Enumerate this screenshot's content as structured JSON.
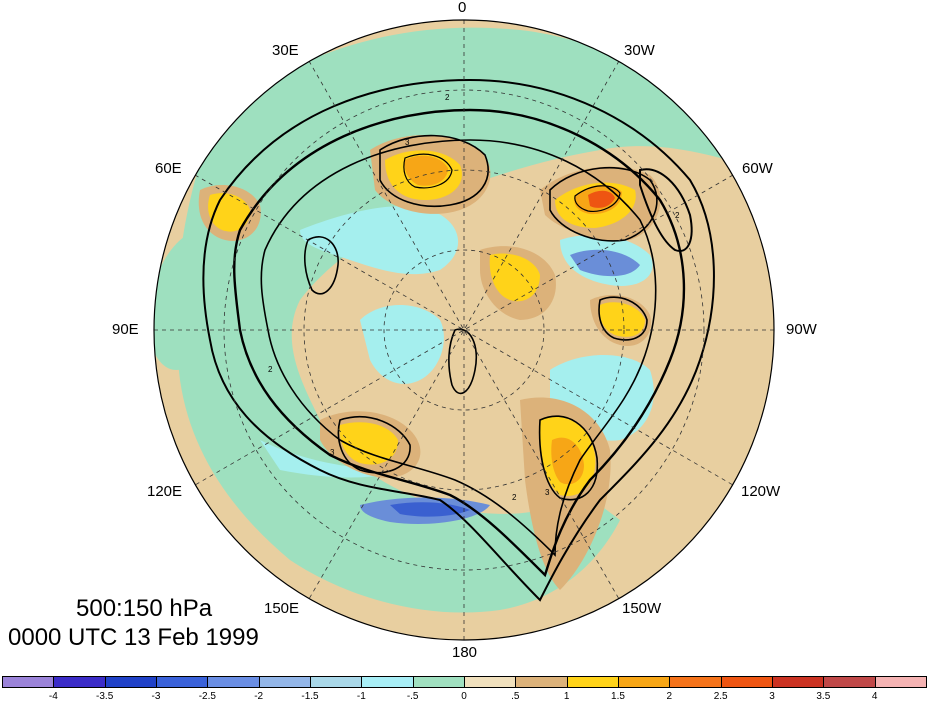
{
  "map": {
    "title_level": "500:150 hPa",
    "title_time": "0000 UTC 13 Feb 1999",
    "longitude_labels": {
      "top": "0",
      "upper_left": "30E",
      "upper_right": "30W",
      "left_upper": "60E",
      "right_upper": "60W",
      "left": "90E",
      "right": "90W",
      "left_lower": "120E",
      "right_lower": "120W",
      "lower_left": "150E",
      "lower_right": "150W",
      "bottom": "180"
    },
    "projection": "north-polar-stereographic",
    "contour_labels": [
      "2",
      "2",
      "2",
      "3",
      "3",
      "3",
      "2"
    ],
    "colors": {
      "background_land": "#e8cfa0",
      "ocean_green": "#9ee0bf",
      "neutral": "#f0e0bd",
      "positive_1": "#dcb27a",
      "positive_2": "#ffd319",
      "positive_3": "#f7a616",
      "positive_4": "#ee5512",
      "negative_1": "#a5efee",
      "negative_2": "#b6d7e7",
      "negative_3": "#6a8ed8",
      "negative_4": "#3a60d0"
    }
  },
  "colorbar": {
    "tick_labels": [
      "-4",
      "-3.5",
      "-3",
      "-2.5",
      "-2",
      "-1.5",
      "-1",
      "-.5",
      "0",
      ".5",
      "1",
      "1.5",
      "2",
      "2.5",
      "3",
      "3.5",
      "4"
    ],
    "colors": [
      "#9b83d9",
      "#3b2cc8",
      "#2041c8",
      "#3a62da",
      "#6a8ee4",
      "#93b6e8",
      "#aad8e9",
      "#a8eef6",
      "#a0e0c0",
      "#f0e0bd",
      "#dcb27a",
      "#ffd319",
      "#f7a616",
      "#f5731a",
      "#ee5512",
      "#cb3222",
      "#c04848",
      "#f5b3b3"
    ]
  }
}
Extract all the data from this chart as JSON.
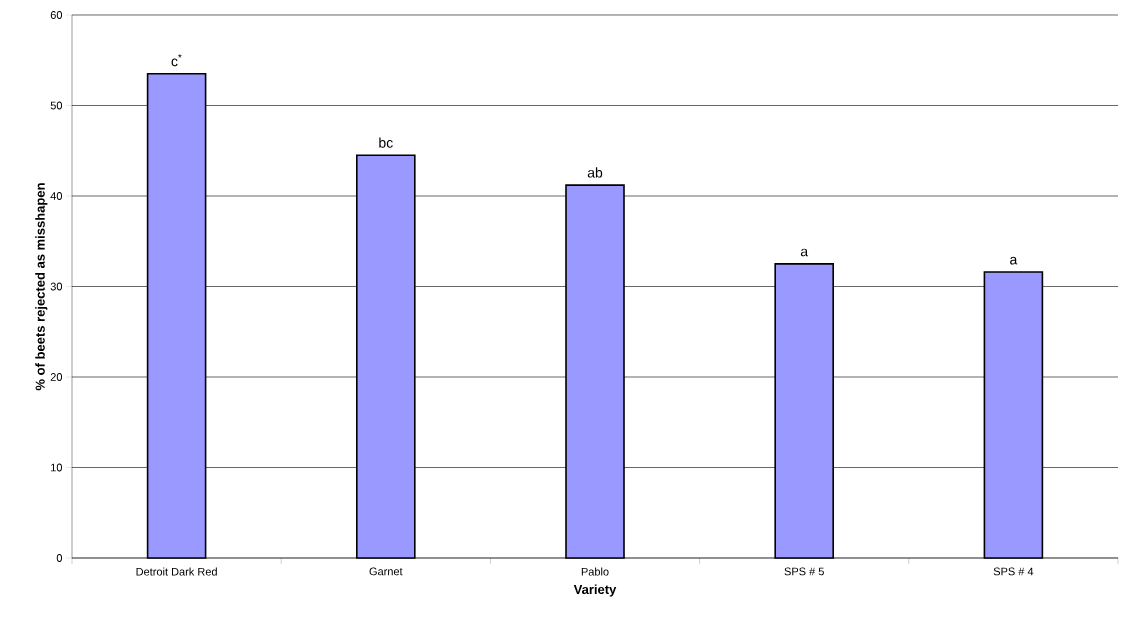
{
  "chart_data": {
    "type": "bar",
    "xlabel": "Variety",
    "ylabel": "% of beets rejected as misshapen",
    "categories": [
      "Detroit Dark Red",
      "Garnet",
      "Pablo",
      "SPS # 5",
      "SPS # 4"
    ],
    "values": [
      53.5,
      44.5,
      41.2,
      32.5,
      31.6
    ],
    "color": "#9999ff",
    "ylim": [
      0,
      60
    ],
    "yticks": [
      0,
      10,
      20,
      30,
      40,
      50,
      60
    ],
    "grid": "y",
    "annotations": [
      {
        "text": "c$^{*}$",
        "x": "Detroit Dark Red",
        "y": 53.5
      },
      {
        "text": "bc",
        "x": "Garnet",
        "y": 44.5
      },
      {
        "text": "ab",
        "x": "Pablo",
        "y": 41.2
      },
      {
        "text": "a",
        "x": "SPS # 5",
        "y": 32.5
      },
      {
        "text": "a",
        "x": "SPS # 4",
        "y": 31.6
      }
    ]
  }
}
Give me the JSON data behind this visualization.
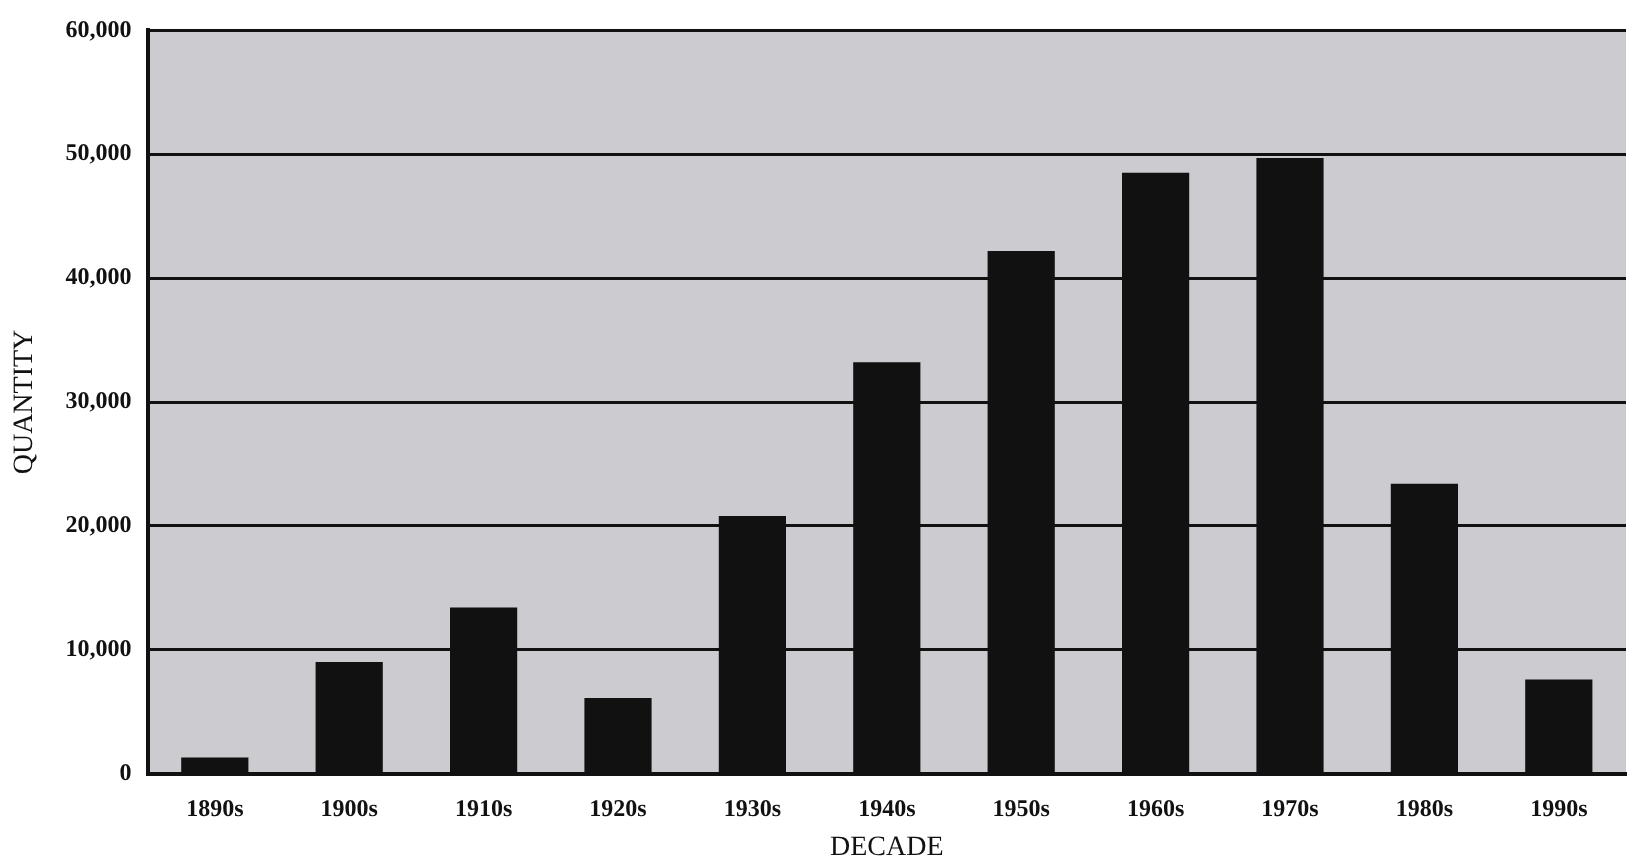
{
  "chart_data": {
    "type": "bar",
    "xlabel": "DECADE",
    "ylabel": "QUANTITY",
    "categories": [
      "1890s",
      "1900s",
      "1910s",
      "1920s",
      "1930s",
      "1940s",
      "1950s",
      "1960s",
      "1970s",
      "1980s",
      "1990s"
    ],
    "values": [
      1300,
      9000,
      13400,
      6100,
      20800,
      33200,
      42200,
      48500,
      49700,
      23400,
      7600
    ],
    "color": "#111111",
    "ylim": [
      0,
      60000
    ],
    "yticks": [
      0,
      {
        "value": 10000,
        "label": "10,000"
      },
      {
        "value": 20000,
        "label": "20,000"
      },
      {
        "value": 30000,
        "label": "30,000"
      },
      {
        "value": 40000,
        "label": "40,000"
      },
      {
        "value": 50000,
        "label": "50,000"
      },
      {
        "value": 60000,
        "label": "60,000"
      }
    ],
    "grid": "y",
    "legend": false
  }
}
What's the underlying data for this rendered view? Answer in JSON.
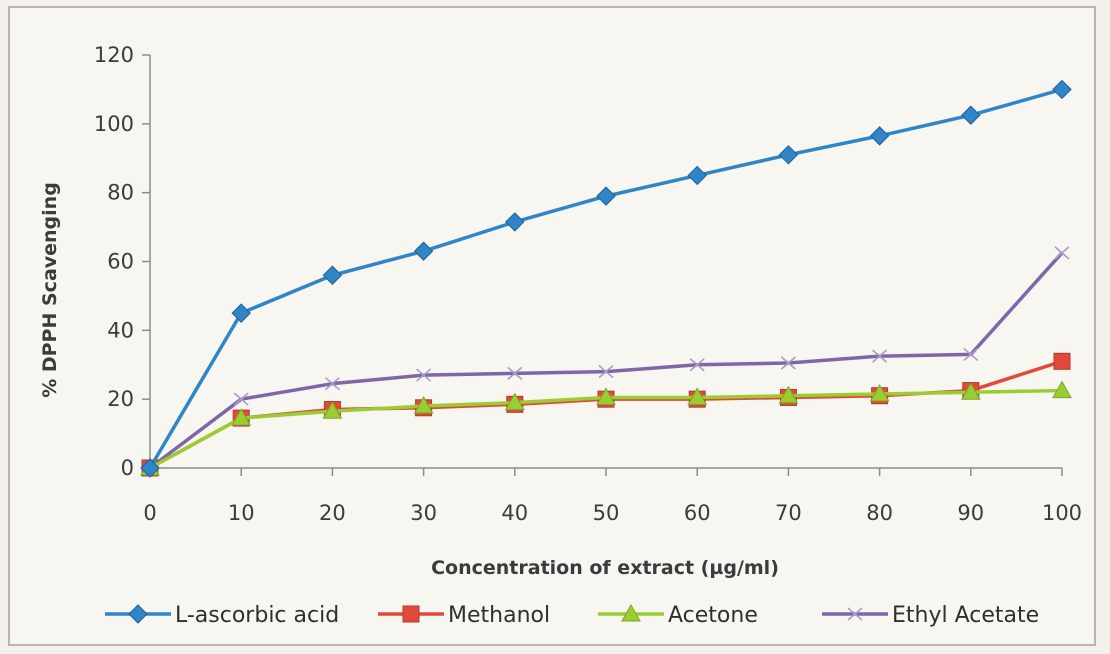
{
  "chart_data": {
    "type": "line",
    "title": "",
    "xlabel": "Concentration of extract (µg/ml)",
    "ylabel": "% DPPH Scavenging",
    "x": [
      0,
      10,
      20,
      30,
      40,
      50,
      60,
      70,
      80,
      90,
      100
    ],
    "xlim": [
      0,
      100
    ],
    "ylim": [
      0,
      120
    ],
    "yticks": [
      "0",
      "20",
      "40",
      "60",
      "80",
      "100",
      "120"
    ],
    "xticks": [
      "0",
      "10",
      "20",
      "30",
      "40",
      "50",
      "60",
      "70",
      "80",
      "90",
      "100"
    ],
    "grid": false,
    "legend_position": "bottom",
    "series": [
      {
        "name": "L-ascorbic acid",
        "color": "#2e86c9",
        "marker": "diamond",
        "values": [
          0,
          45,
          56,
          63,
          71.5,
          79,
          85,
          91,
          96.5,
          102.5,
          110
        ]
      },
      {
        "name": "Methanol",
        "color": "#e2493a",
        "marker": "square",
        "values": [
          0,
          14.5,
          17,
          17.5,
          18.5,
          20,
          20,
          20.5,
          21,
          22.5,
          31
        ]
      },
      {
        "name": "Acetone",
        "color": "#9acd32",
        "marker": "triangle",
        "values": [
          0,
          14.5,
          16.5,
          18,
          19,
          20.5,
          20.5,
          21,
          21.5,
          22,
          22.5
        ]
      },
      {
        "name": "Ethyl Acetate",
        "color": "#8066a8",
        "marker": "x",
        "values": [
          0,
          20,
          24.5,
          27,
          27.5,
          28,
          30,
          30.5,
          32.5,
          33,
          62.5
        ]
      }
    ]
  }
}
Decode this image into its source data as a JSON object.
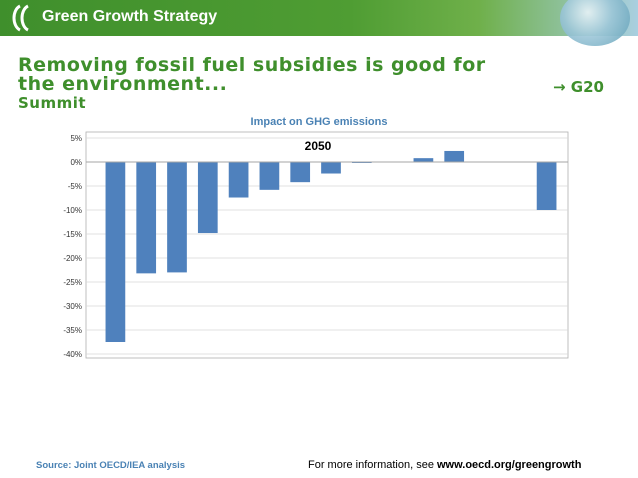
{
  "header": {
    "banner_title": "Green Growth Strategy"
  },
  "slide": {
    "title_line1": "Removing fossil fuel subsidies is good for",
    "title_line2": "the environment...",
    "title_line3": "Summit",
    "arrow_label": "→ G20"
  },
  "chart_title": "Impact on GHG emissions",
  "footer": {
    "source": "Source: Joint OECD/IEA analysis",
    "info_prefix": "For more information, see ",
    "info_link": "www.oecd.org/greengrowth"
  },
  "colors": {
    "accent_green": "#3f8f2c",
    "bar": "#4f81bd",
    "chart_title": "#4a82b4"
  },
  "chart_data": {
    "type": "bar",
    "annotation": "2050",
    "ylim": [
      -40,
      5
    ],
    "yticks": [
      5,
      0,
      -5,
      -10,
      -15,
      -20,
      -25,
      -30,
      -35,
      -40
    ],
    "ytick_labels": [
      "5%",
      "0%",
      "-5%",
      "-10%",
      "-15%",
      "-20%",
      "-25%",
      "-30%",
      "-35%",
      "-40%"
    ],
    "grid": true,
    "ylabel": "",
    "categories": [
      "",
      "",
      "",
      "",
      "",
      "",
      "",
      "",
      "",
      "",
      "",
      "",
      "",
      "",
      ""
    ],
    "values": [
      -37.5,
      -23.2,
      -23.0,
      -14.8,
      -7.4,
      -5.8,
      -4.2,
      -2.4,
      -0.2,
      0,
      0.8,
      2.3,
      0,
      0,
      -10.0
    ]
  }
}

Given task -
In your copy of the records, include no pictures; repeat everything else exactly.

Answer to this exercise -
Enumerate this screenshot's content as structured JSON.
{
  "map": {
    "title_level": "500:150 hPa",
    "title_time": "0000 UTC 13 Feb 1999",
    "longitude_labels": {
      "top": "0",
      "upper_left": "30E",
      "upper_right": "30W",
      "left_upper": "60E",
      "right_upper": "60W",
      "left": "90E",
      "right": "90W",
      "left_lower": "120E",
      "right_lower": "120W",
      "lower_left": "150E",
      "lower_right": "150W",
      "bottom": "180"
    },
    "projection": "north-polar-stereographic",
    "contour_labels": [
      "2",
      "2",
      "2",
      "3",
      "3",
      "3",
      "2"
    ],
    "colors": {
      "background_land": "#e8cfa0",
      "ocean_green": "#9ee0bf",
      "neutral": "#f0e0bd",
      "positive_1": "#dcb27a",
      "positive_2": "#ffd319",
      "positive_3": "#f7a616",
      "positive_4": "#ee5512",
      "negative_1": "#a5efee",
      "negative_2": "#b6d7e7",
      "negative_3": "#6a8ed8",
      "negative_4": "#3a60d0"
    }
  },
  "colorbar": {
    "tick_labels": [
      "-4",
      "-3.5",
      "-3",
      "-2.5",
      "-2",
      "-1.5",
      "-1",
      "-.5",
      "0",
      ".5",
      "1",
      "1.5",
      "2",
      "2.5",
      "3",
      "3.5",
      "4"
    ],
    "colors": [
      "#9b83d9",
      "#3b2cc8",
      "#2041c8",
      "#3a62da",
      "#6a8ee4",
      "#93b6e8",
      "#aad8e9",
      "#a8eef6",
      "#a0e0c0",
      "#f0e0bd",
      "#dcb27a",
      "#ffd319",
      "#f7a616",
      "#f5731a",
      "#ee5512",
      "#cb3222",
      "#c04848",
      "#f5b3b3"
    ]
  }
}
Extract all the data from this chart as JSON.
{
  "chart_data": {
    "type": "bar",
    "xlabel": "Variety",
    "ylabel": "% of beets rejected as misshapen",
    "categories": [
      "Detroit Dark Red",
      "Garnet",
      "Pablo",
      "SPS # 5",
      "SPS # 4"
    ],
    "values": [
      53.5,
      44.5,
      41.2,
      32.5,
      31.6
    ],
    "color": "#9999ff",
    "ylim": [
      0,
      60
    ],
    "yticks": [
      0,
      10,
      20,
      30,
      40,
      50,
      60
    ],
    "grid": "y",
    "annotations": [
      {
        "text": "c$^{*}$",
        "x": "Detroit Dark Red",
        "y": 53.5
      },
      {
        "text": "bc",
        "x": "Garnet",
        "y": 44.5
      },
      {
        "text": "ab",
        "x": "Pablo",
        "y": 41.2
      },
      {
        "text": "a",
        "x": "SPS # 5",
        "y": 32.5
      },
      {
        "text": "a",
        "x": "SPS # 4",
        "y": 31.6
      }
    ]
  }
}
Give me the JSON data behind this visualization.
{
  "chart_data": {
    "type": "bar",
    "xlabel": "DECADE",
    "ylabel": "QUANTITY",
    "categories": [
      "1890s",
      "1900s",
      "1910s",
      "1920s",
      "1930s",
      "1940s",
      "1950s",
      "1960s",
      "1970s",
      "1980s",
      "1990s"
    ],
    "values": [
      1300,
      9000,
      13400,
      6100,
      20800,
      33200,
      42200,
      48500,
      49700,
      23400,
      7600
    ],
    "color": "#111111",
    "ylim": [
      0,
      60000
    ],
    "yticks": [
      0,
      {
        "value": 10000,
        "label": "10,000"
      },
      {
        "value": 20000,
        "label": "20,000"
      },
      {
        "value": 30000,
        "label": "30,000"
      },
      {
        "value": 40000,
        "label": "40,000"
      },
      {
        "value": 50000,
        "label": "50,000"
      },
      {
        "value": 60000,
        "label": "60,000"
      }
    ],
    "grid": "y",
    "legend": false
  }
}
What's the underlying data for this rendered view? Answer in JSON.
{
  "chart_data": {
    "type": "line",
    "title": "",
    "xlabel": "Concentration of extract (µg/ml)",
    "ylabel": "% DPPH Scavenging",
    "x": [
      0,
      10,
      20,
      30,
      40,
      50,
      60,
      70,
      80,
      90,
      100
    ],
    "xlim": [
      0,
      100
    ],
    "ylim": [
      0,
      120
    ],
    "yticks": [
      "0",
      "20",
      "40",
      "60",
      "80",
      "100",
      "120"
    ],
    "xticks": [
      "0",
      "10",
      "20",
      "30",
      "40",
      "50",
      "60",
      "70",
      "80",
      "90",
      "100"
    ],
    "grid": false,
    "legend_position": "bottom",
    "series": [
      {
        "name": "L-ascorbic acid",
        "color": "#2e86c9",
        "marker": "diamond",
        "values": [
          0,
          45,
          56,
          63,
          71.5,
          79,
          85,
          91,
          96.5,
          102.5,
          110
        ]
      },
      {
        "name": "Methanol",
        "color": "#e2493a",
        "marker": "square",
        "values": [
          0,
          14.5,
          17,
          17.5,
          18.5,
          20,
          20,
          20.5,
          21,
          22.5,
          31
        ]
      },
      {
        "name": "Acetone",
        "color": "#9acd32",
        "marker": "triangle",
        "values": [
          0,
          14.5,
          16.5,
          18,
          19,
          20.5,
          20.5,
          21,
          21.5,
          22,
          22.5
        ]
      },
      {
        "name": "Ethyl Acetate",
        "color": "#8066a8",
        "marker": "x",
        "values": [
          0,
          20,
          24.5,
          27,
          27.5,
          28,
          30,
          30.5,
          32.5,
          33,
          62.5
        ]
      }
    ]
  }
}
Decode this image into its source data as a JSON object.
{
  "header": {
    "banner_title": "Green Growth Strategy"
  },
  "slide": {
    "title_line1": "Removing fossil fuel subsidies is good for",
    "title_line2": "the environment...",
    "title_line3": "Summit",
    "arrow_label": "→ G20"
  },
  "chart_title": "Impact on GHG emissions",
  "footer": {
    "source": "Source: Joint OECD/IEA analysis",
    "info_prefix": "For more information, see ",
    "info_link": "www.oecd.org/greengrowth"
  },
  "colors": {
    "accent_green": "#3f8f2c",
    "bar": "#4f81bd",
    "chart_title": "#4a82b4"
  },
  "chart_data": {
    "type": "bar",
    "annotation": "2050",
    "ylim": [
      -40,
      5
    ],
    "yticks": [
      5,
      0,
      -5,
      -10,
      -15,
      -20,
      -25,
      -30,
      -35,
      -40
    ],
    "ytick_labels": [
      "5%",
      "0%",
      "-5%",
      "-10%",
      "-15%",
      "-20%",
      "-25%",
      "-30%",
      "-35%",
      "-40%"
    ],
    "grid": true,
    "ylabel": "",
    "categories": [
      "",
      "",
      "",
      "",
      "",
      "",
      "",
      "",
      "",
      "",
      "",
      "",
      "",
      "",
      ""
    ],
    "values": [
      -37.5,
      -23.2,
      -23.0,
      -14.8,
      -7.4,
      -5.8,
      -4.2,
      -2.4,
      -0.2,
      0,
      0.8,
      2.3,
      0,
      0,
      -10.0
    ]
  }
}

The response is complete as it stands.